● **Material for the task**:
########
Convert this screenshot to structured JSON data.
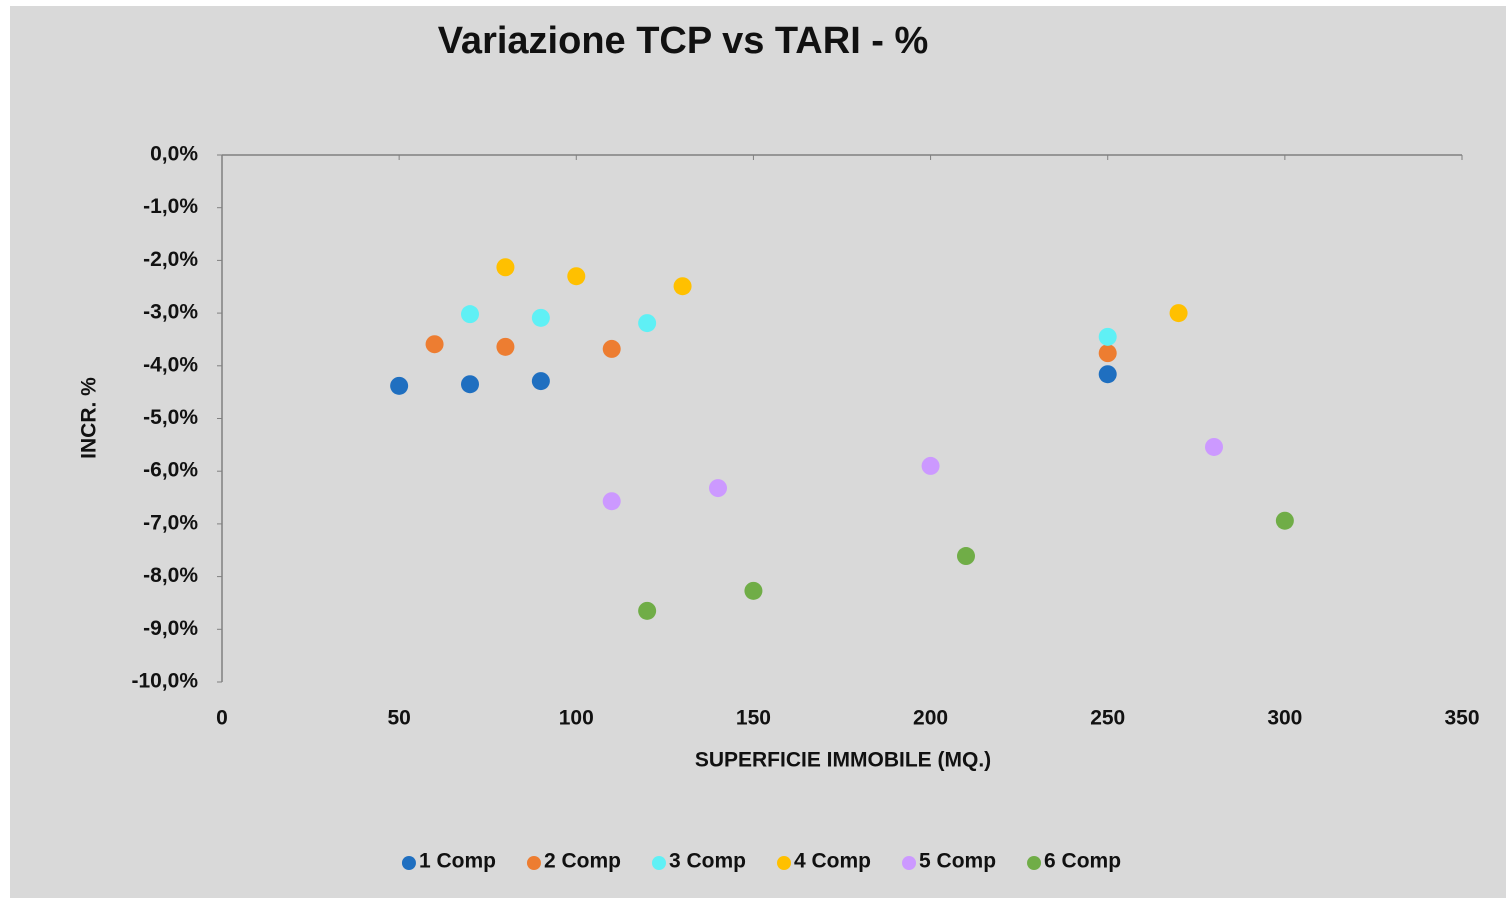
{
  "chart_data": {
    "type": "scatter",
    "title": "Variazione  TCP vs TARI - %",
    "xlabel": "SUPERFICIE IMMOBILE  (MQ.)",
    "ylabel": "INCR. %",
    "xlim": [
      0,
      350
    ],
    "xticks": [
      0,
      50,
      100,
      150,
      200,
      250,
      300,
      350
    ],
    "ylim": [
      -10,
      0
    ],
    "yticks": [
      {
        "value": 0,
        "label": "0,0%"
      },
      {
        "value": -1,
        "label": "-1,0%"
      },
      {
        "value": -2,
        "label": "-2,0%"
      },
      {
        "value": -3,
        "label": "-3,0%"
      },
      {
        "value": -4,
        "label": "-4,0%"
      },
      {
        "value": -5,
        "label": "-5,0%"
      },
      {
        "value": -6,
        "label": "-6,0%"
      },
      {
        "value": -7,
        "label": "-7,0%"
      },
      {
        "value": -8,
        "label": "-8,0%"
      },
      {
        "value": -9,
        "label": "-9,0%"
      },
      {
        "value": -10,
        "label": "-10,0%"
      }
    ],
    "grid": false,
    "legend": "bottom",
    "series": [
      {
        "name": "1 Comp",
        "color": "#1f6fc0",
        "x": [
          50,
          70,
          90,
          250
        ],
        "values": [
          -4.38,
          -4.35,
          -4.29,
          -4.16
        ]
      },
      {
        "name": "2 Comp",
        "color": "#ed7d31",
        "x": [
          60,
          80,
          110,
          250
        ],
        "values": [
          -3.59,
          -3.64,
          -3.68,
          -3.76
        ]
      },
      {
        "name": "3 Comp",
        "color": "#5ff0f5",
        "x": [
          70,
          90,
          120,
          250
        ],
        "values": [
          -3.02,
          -3.09,
          -3.19,
          -3.45
        ]
      },
      {
        "name": "4 Comp",
        "color": "#ffc000",
        "x": [
          80,
          100,
          130,
          270
        ],
        "values": [
          -2.13,
          -2.3,
          -2.49,
          -3.0
        ]
      },
      {
        "name": "5 Comp",
        "color": "#cc99ff",
        "x": [
          110,
          140,
          200,
          280
        ],
        "values": [
          -6.57,
          -6.32,
          -5.9,
          -5.54
        ]
      },
      {
        "name": "6 Comp",
        "color": "#70ad47",
        "x": [
          120,
          150,
          210,
          300
        ],
        "values": [
          -8.65,
          -8.27,
          -7.61,
          -6.94
        ]
      }
    ]
  }
}
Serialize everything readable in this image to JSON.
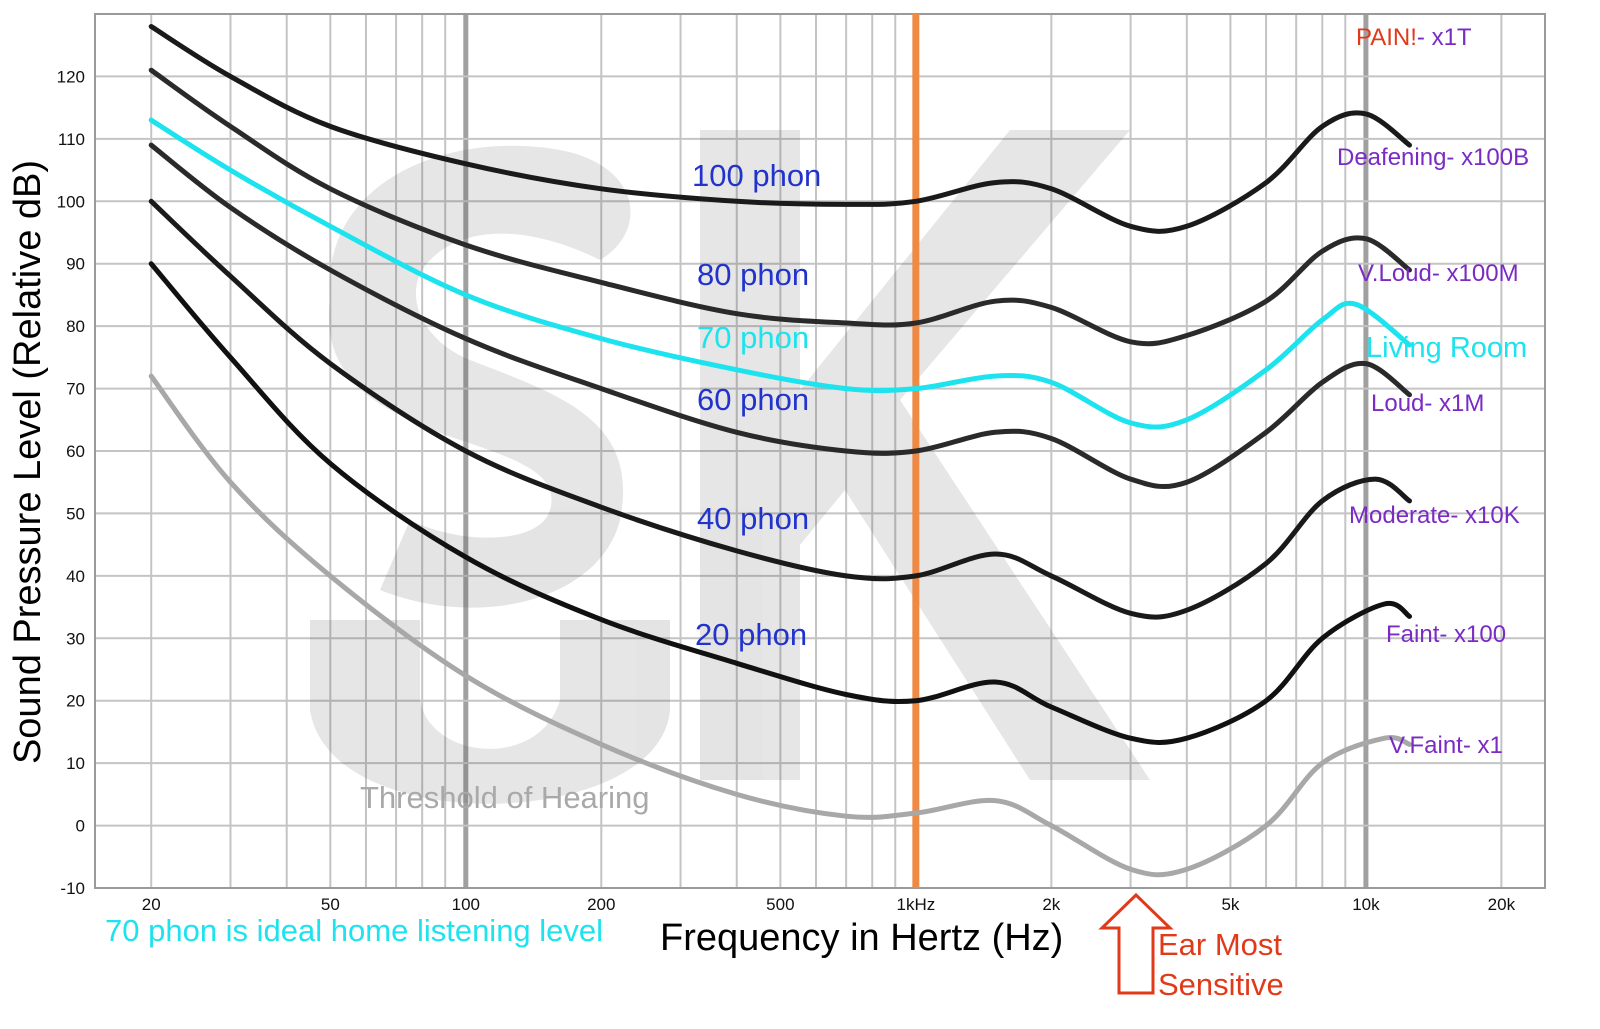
{
  "chart_data": {
    "type": "line",
    "title": "",
    "xlabel": "Frequency in Hertz (Hz)",
    "ylabel": "Sound Pressure Level (Relative dB)",
    "x_scale": "log",
    "xlim": [
      15,
      25000
    ],
    "ylim": [
      -10,
      130
    ],
    "grid": true,
    "x_tick_labels": [
      {
        "x": 20,
        "label": "20"
      },
      {
        "x": 50,
        "label": "50"
      },
      {
        "x": 100,
        "label": "100"
      },
      {
        "x": 200,
        "label": "200"
      },
      {
        "x": 500,
        "label": "500"
      },
      {
        "x": 1000,
        "label": "1kHz"
      },
      {
        "x": 2000,
        "label": "2k"
      },
      {
        "x": 5000,
        "label": "5k"
      },
      {
        "x": 10000,
        "label": "10k"
      },
      {
        "x": 20000,
        "label": "20k"
      }
    ],
    "y_ticks": [
      -10,
      0,
      10,
      20,
      30,
      40,
      50,
      60,
      70,
      80,
      90,
      100,
      110,
      120
    ],
    "highlight_frequency": 1000,
    "series": [
      {
        "name": "100 phon",
        "color": "#1a1a1a",
        "x": [
          20,
          30,
          50,
          100,
          200,
          400,
          700,
          1000,
          1500,
          2000,
          3000,
          4000,
          6000,
          8000,
          10000,
          12500
        ],
        "y": [
          128,
          120,
          112,
          106,
          102,
          100,
          99.5,
          100,
          103,
          102,
          96,
          96,
          103,
          112,
          114,
          109
        ]
      },
      {
        "name": "80 phon",
        "color": "#2a2a2a",
        "x": [
          20,
          30,
          50,
          100,
          200,
          400,
          700,
          1000,
          1500,
          2000,
          3000,
          4000,
          6000,
          8000,
          10000,
          12500
        ],
        "y": [
          121,
          112,
          102,
          93,
          87,
          82,
          80.5,
          80.5,
          84,
          83,
          77.5,
          78.5,
          84,
          92,
          94,
          89
        ]
      },
      {
        "name": "70 phon",
        "color": "#1de3ee",
        "x": [
          20,
          30,
          50,
          100,
          200,
          400,
          700,
          1000,
          1500,
          2000,
          3000,
          4000,
          6000,
          8000,
          9500,
          12500
        ],
        "y": [
          113,
          105,
          96,
          85,
          78,
          73,
          70,
          70,
          72,
          71,
          64.5,
          65,
          73,
          81,
          83.5,
          77
        ]
      },
      {
        "name": "60 phon",
        "color": "#2a2a2a",
        "x": [
          20,
          30,
          50,
          100,
          200,
          400,
          700,
          1000,
          1500,
          2000,
          3000,
          4000,
          6000,
          8000,
          10000,
          12500
        ],
        "y": [
          109,
          99,
          89,
          78,
          70,
          63,
          60,
          60,
          63,
          62,
          55.5,
          55,
          63,
          71,
          74,
          69
        ]
      },
      {
        "name": "40 phon",
        "color": "#1a1a1a",
        "x": [
          20,
          30,
          50,
          100,
          200,
          400,
          700,
          1000,
          1500,
          2000,
          3000,
          4000,
          6000,
          8000,
          10500,
          12500
        ],
        "y": [
          100,
          88,
          74,
          60,
          51,
          44,
          40,
          40,
          43.5,
          40,
          34,
          34.5,
          42,
          52,
          55.5,
          52
        ]
      },
      {
        "name": "20 phon",
        "color": "#111111",
        "x": [
          20,
          30,
          50,
          100,
          200,
          400,
          700,
          1000,
          1500,
          2000,
          3000,
          4000,
          6000,
          8000,
          11000,
          12500
        ],
        "y": [
          90,
          75,
          58,
          43,
          33,
          26,
          21,
          20,
          23,
          19,
          14,
          14,
          20,
          30,
          35.5,
          33.5
        ]
      },
      {
        "name": "Threshold of Hearing",
        "color": "#a8a8a8",
        "x": [
          20,
          30,
          50,
          100,
          200,
          400,
          700,
          1000,
          1500,
          2000,
          3000,
          4000,
          6000,
          8000,
          11000,
          12500
        ],
        "y": [
          72,
          55,
          40,
          24,
          13,
          5,
          1.5,
          2,
          4,
          0,
          -7,
          -7,
          0,
          10,
          14,
          13
        ]
      }
    ],
    "annotations": {
      "phon_labels": [
        "100 phon",
        "80 phon",
        "70 phon",
        "60 phon",
        "40 phon",
        "20 phon"
      ],
      "threshold_label": "Threshold of Hearing",
      "right_labels": [
        {
          "text": "PAIN!- x1T",
          "color": "#e03a1a"
        },
        {
          "text": "Deafening- x100B",
          "color": "#7a2bc4"
        },
        {
          "text": "V.Loud- x100M",
          "color": "#7a2bc4"
        },
        {
          "text": "Living Room",
          "color": "#1de3ee"
        },
        {
          "text": "Loud- x1M",
          "color": "#7a2bc4"
        },
        {
          "text": "Moderate- x10K",
          "color": "#7a2bc4"
        },
        {
          "text": "Faint- x100",
          "color": "#7a2bc4"
        },
        {
          "text": "V.Faint- x1",
          "color": "#7a2bc4"
        }
      ],
      "note": "70 phon is ideal home listening level",
      "sensitive_label_line1": "Ear Most",
      "sensitive_label_line2": "Sensitive"
    }
  },
  "colors": {
    "pain_red": "#e03a1a",
    "pain_purple": "#7a2bc4",
    "highlight_orange": "#ee8a44",
    "arrow_red": "#e03a1a",
    "note_cyan": "#1de3ee",
    "phon_blue": "#2233cc"
  }
}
########
● **What to do**:
Go through the listing above and write it all out exactly, leaving out any picture.

● **The answer**:
Convert this screenshot to structured JSON data.
{
  "chart_data": {
    "type": "scatter",
    "title": "Variazione  TCP vs TARI - %",
    "xlabel": "SUPERFICIE IMMOBILE  (MQ.)",
    "ylabel": "INCR. %",
    "xlim": [
      0,
      350
    ],
    "xticks": [
      0,
      50,
      100,
      150,
      200,
      250,
      300,
      350
    ],
    "ylim": [
      -10,
      0
    ],
    "yticks": [
      {
        "value": 0,
        "label": "0,0%"
      },
      {
        "value": -1,
        "label": "-1,0%"
      },
      {
        "value": -2,
        "label": "-2,0%"
      },
      {
        "value": -3,
        "label": "-3,0%"
      },
      {
        "value": -4,
        "label": "-4,0%"
      },
      {
        "value": -5,
        "label": "-5,0%"
      },
      {
        "value": -6,
        "label": "-6,0%"
      },
      {
        "value": -7,
        "label": "-7,0%"
      },
      {
        "value": -8,
        "label": "-8,0%"
      },
      {
        "value": -9,
        "label": "-9,0%"
      },
      {
        "value": -10,
        "label": "-10,0%"
      }
    ],
    "grid": false,
    "legend": "bottom",
    "series": [
      {
        "name": "1 Comp",
        "color": "#1f6fc0",
        "x": [
          50,
          70,
          90,
          250
        ],
        "values": [
          -4.38,
          -4.35,
          -4.29,
          -4.16
        ]
      },
      {
        "name": "2 Comp",
        "color": "#ed7d31",
        "x": [
          60,
          80,
          110,
          250
        ],
        "values": [
          -3.59,
          -3.64,
          -3.68,
          -3.76
        ]
      },
      {
        "name": "3 Comp",
        "color": "#5ff0f5",
        "x": [
          70,
          90,
          120,
          250
        ],
        "values": [
          -3.02,
          -3.09,
          -3.19,
          -3.45
        ]
      },
      {
        "name": "4 Comp",
        "color": "#ffc000",
        "x": [
          80,
          100,
          130,
          270
        ],
        "values": [
          -2.13,
          -2.3,
          -2.49,
          -3.0
        ]
      },
      {
        "name": "5 Comp",
        "color": "#cc99ff",
        "x": [
          110,
          140,
          200,
          280
        ],
        "values": [
          -6.57,
          -6.32,
          -5.9,
          -5.54
        ]
      },
      {
        "name": "6 Comp",
        "color": "#70ad47",
        "x": [
          120,
          150,
          210,
          300
        ],
        "values": [
          -8.65,
          -8.27,
          -7.61,
          -6.94
        ]
      }
    ]
  }
}
Serialize everything readable in this image to JSON.
{
  "chart_data": {
    "type": "line",
    "title": "",
    "xlabel": "Frequency in Hertz (Hz)",
    "ylabel": "Sound Pressure Level (Relative dB)",
    "x_scale": "log",
    "xlim": [
      15,
      25000
    ],
    "ylim": [
      -10,
      130
    ],
    "grid": true,
    "x_tick_labels": [
      {
        "x": 20,
        "label": "20"
      },
      {
        "x": 50,
        "label": "50"
      },
      {
        "x": 100,
        "label": "100"
      },
      {
        "x": 200,
        "label": "200"
      },
      {
        "x": 500,
        "label": "500"
      },
      {
        "x": 1000,
        "label": "1kHz"
      },
      {
        "x": 2000,
        "label": "2k"
      },
      {
        "x": 5000,
        "label": "5k"
      },
      {
        "x": 10000,
        "label": "10k"
      },
      {
        "x": 20000,
        "label": "20k"
      }
    ],
    "y_ticks": [
      -10,
      0,
      10,
      20,
      30,
      40,
      50,
      60,
      70,
      80,
      90,
      100,
      110,
      120
    ],
    "highlight_frequency": 1000,
    "series": [
      {
        "name": "100 phon",
        "color": "#1a1a1a",
        "x": [
          20,
          30,
          50,
          100,
          200,
          400,
          700,
          1000,
          1500,
          2000,
          3000,
          4000,
          6000,
          8000,
          10000,
          12500
        ],
        "y": [
          128,
          120,
          112,
          106,
          102,
          100,
          99.5,
          100,
          103,
          102,
          96,
          96,
          103,
          112,
          114,
          109
        ]
      },
      {
        "name": "80 phon",
        "color": "#2a2a2a",
        "x": [
          20,
          30,
          50,
          100,
          200,
          400,
          700,
          1000,
          1500,
          2000,
          3000,
          4000,
          6000,
          8000,
          10000,
          12500
        ],
        "y": [
          121,
          112,
          102,
          93,
          87,
          82,
          80.5,
          80.5,
          84,
          83,
          77.5,
          78.5,
          84,
          92,
          94,
          89
        ]
      },
      {
        "name": "70 phon",
        "color": "#1de3ee",
        "x": [
          20,
          30,
          50,
          100,
          200,
          400,
          700,
          1000,
          1500,
          2000,
          3000,
          4000,
          6000,
          8000,
          9500,
          12500
        ],
        "y": [
          113,
          105,
          96,
          85,
          78,
          73,
          70,
          70,
          72,
          71,
          64.5,
          65,
          73,
          81,
          83.5,
          77
        ]
      },
      {
        "name": "60 phon",
        "color": "#2a2a2a",
        "x": [
          20,
          30,
          50,
          100,
          200,
          400,
          700,
          1000,
          1500,
          2000,
          3000,
          4000,
          6000,
          8000,
          10000,
          12500
        ],
        "y": [
          109,
          99,
          89,
          78,
          70,
          63,
          60,
          60,
          63,
          62,
          55.5,
          55,
          63,
          71,
          74,
          69
        ]
      },
      {
        "name": "40 phon",
        "color": "#1a1a1a",
        "x": [
          20,
          30,
          50,
          100,
          200,
          400,
          700,
          1000,
          1500,
          2000,
          3000,
          4000,
          6000,
          8000,
          10500,
          12500
        ],
        "y": [
          100,
          88,
          74,
          60,
          51,
          44,
          40,
          40,
          43.5,
          40,
          34,
          34.5,
          42,
          52,
          55.5,
          52
        ]
      },
      {
        "name": "20 phon",
        "color": "#111111",
        "x": [
          20,
          30,
          50,
          100,
          200,
          400,
          700,
          1000,
          1500,
          2000,
          3000,
          4000,
          6000,
          8000,
          11000,
          12500
        ],
        "y": [
          90,
          75,
          58,
          43,
          33,
          26,
          21,
          20,
          23,
          19,
          14,
          14,
          20,
          30,
          35.5,
          33.5
        ]
      },
      {
        "name": "Threshold of Hearing",
        "color": "#a8a8a8",
        "x": [
          20,
          30,
          50,
          100,
          200,
          400,
          700,
          1000,
          1500,
          2000,
          3000,
          4000,
          6000,
          8000,
          11000,
          12500
        ],
        "y": [
          72,
          55,
          40,
          24,
          13,
          5,
          1.5,
          2,
          4,
          0,
          -7,
          -7,
          0,
          10,
          14,
          13
        ]
      }
    ],
    "annotations": {
      "phon_labels": [
        "100 phon",
        "80 phon",
        "70 phon",
        "60 phon",
        "40 phon",
        "20 phon"
      ],
      "threshold_label": "Threshold of Hearing",
      "right_labels": [
        {
          "text": "PAIN!- x1T",
          "color": "#e03a1a"
        },
        {
          "text": "Deafening- x100B",
          "color": "#7a2bc4"
        },
        {
          "text": "V.Loud- x100M",
          "color": "#7a2bc4"
        },
        {
          "text": "Living Room",
          "color": "#1de3ee"
        },
        {
          "text": "Loud- x1M",
          "color": "#7a2bc4"
        },
        {
          "text": "Moderate- x10K",
          "color": "#7a2bc4"
        },
        {
          "text": "Faint- x100",
          "color": "#7a2bc4"
        },
        {
          "text": "V.Faint- x1",
          "color": "#7a2bc4"
        }
      ],
      "note": "70 phon is ideal home listening level",
      "sensitive_label_line1": "Ear Most",
      "sensitive_label_line2": "Sensitive"
    }
  },
  "colors": {
    "pain_red": "#e03a1a",
    "pain_purple": "#7a2bc4",
    "highlight_orange": "#ee8a44",
    "arrow_red": "#e03a1a",
    "note_cyan": "#1de3ee",
    "phon_blue": "#2233cc"
  }
}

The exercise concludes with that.